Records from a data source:
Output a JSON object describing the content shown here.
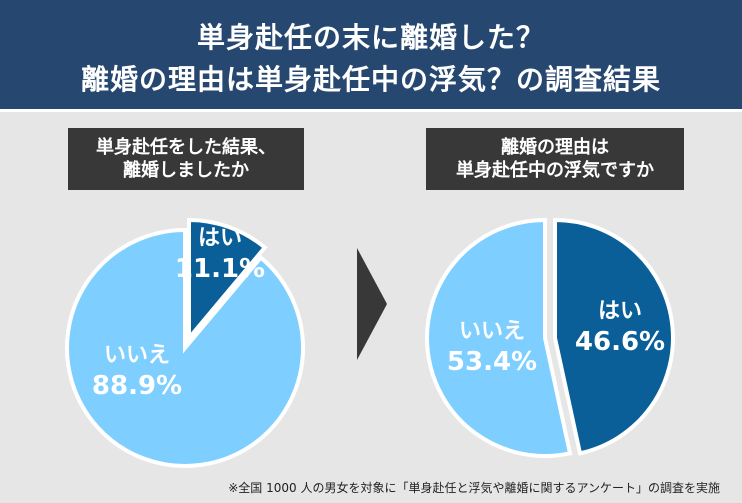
{
  "title": {
    "line1": "単身赴任の末に離婚した？",
    "line2": "離婚の理由は単身赴任中の浮気？の調査結果"
  },
  "colors": {
    "header_bg": "#26476f",
    "dark_blue": "#0a5f99",
    "light_blue": "#7ecfff",
    "label_bg": "#383838",
    "panel_bg": "#e6e6e6"
  },
  "chart_data": [
    {
      "type": "pie",
      "title_lines": [
        "単身赴任をした結果、",
        "離婚しましたか"
      ],
      "slices": [
        {
          "label": "はい",
          "value": 11.1,
          "display": "11.1%",
          "color": "#0a5f99",
          "exploded": true
        },
        {
          "label": "いいえ",
          "value": 88.9,
          "display": "88.9%",
          "color": "#7ecfff",
          "exploded": false
        }
      ]
    },
    {
      "type": "pie",
      "title_lines": [
        "離婚の理由は",
        "単身赴任中の浮気ですか"
      ],
      "slices": [
        {
          "label": "はい",
          "value": 46.6,
          "display": "46.6%",
          "color": "#0a5f99",
          "exploded": true
        },
        {
          "label": "いいえ",
          "value": 53.4,
          "display": "53.4%",
          "color": "#7ecfff",
          "exploded": false
        }
      ]
    }
  ],
  "footnote": "※全国 1000 人の男女を対象に「単身赴任と浮気や離婚に関するアンケート」の調査を実施"
}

**Short task:** Check each line above for the word "display" and give the number of lines that have it, nothing else.

**Solution to the exercise:** 4